Source records ▸
--- --- ---
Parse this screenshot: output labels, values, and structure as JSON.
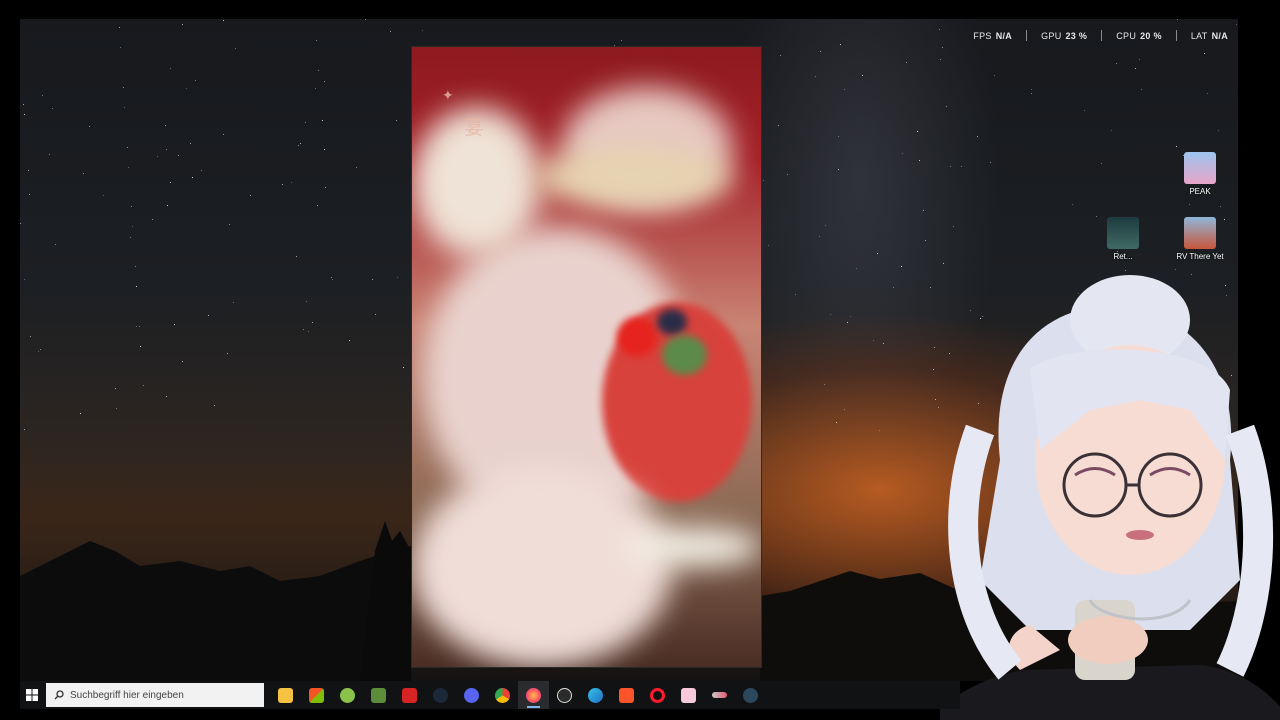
{
  "overlay": {
    "fps_label": "FPS",
    "fps_value": "N/A",
    "gpu_label": "GPU",
    "gpu_value": "23 %",
    "cpu_label": "CPU",
    "cpu_value": "20 %",
    "lat_label": "LAT",
    "lat_value": "N/A"
  },
  "desktop_icons": {
    "peak": "PEAK",
    "retouch": "Ret...",
    "rv": "RV There Yet"
  },
  "taskbar": {
    "search_placeholder": "Suchbegriff hier eingeben",
    "apps": [
      "file-explorer",
      "microsoft-store",
      "android",
      "minecraft",
      "news-app",
      "steam",
      "discord",
      "chrome",
      "firefox",
      "obs",
      "edge-alt",
      "brave",
      "opera",
      "pink-app",
      "launcher",
      "steam-2"
    ]
  },
  "video": {
    "glyph": "宴"
  },
  "colors": {
    "accent": "#7fb6f0",
    "taskbar": "#111214"
  }
}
--- --- ---
What is expected ▸
Leave out the pictures and copy everything else in the records word for word.

Written solution ▸
Parse this screenshot: output labels, values, and structure as JSON.
{
  "overlay": {
    "fps_label": "FPS",
    "fps_value": "N/A",
    "gpu_label": "GPU",
    "gpu_value": "23 %",
    "cpu_label": "CPU",
    "cpu_value": "20 %",
    "lat_label": "LAT",
    "lat_value": "N/A"
  },
  "desktop_icons": {
    "peak": "PEAK",
    "retouch": "Ret...",
    "rv": "RV There Yet"
  },
  "taskbar": {
    "search_placeholder": "Suchbegriff hier eingeben",
    "apps": [
      "file-explorer",
      "microsoft-store",
      "android",
      "minecraft",
      "news-app",
      "steam",
      "discord",
      "chrome",
      "firefox",
      "obs",
      "edge-alt",
      "brave",
      "opera",
      "pink-app",
      "launcher",
      "steam-2"
    ]
  },
  "video": {
    "glyph": "宴"
  },
  "colors": {
    "accent": "#7fb6f0",
    "taskbar": "#111214"
  }
}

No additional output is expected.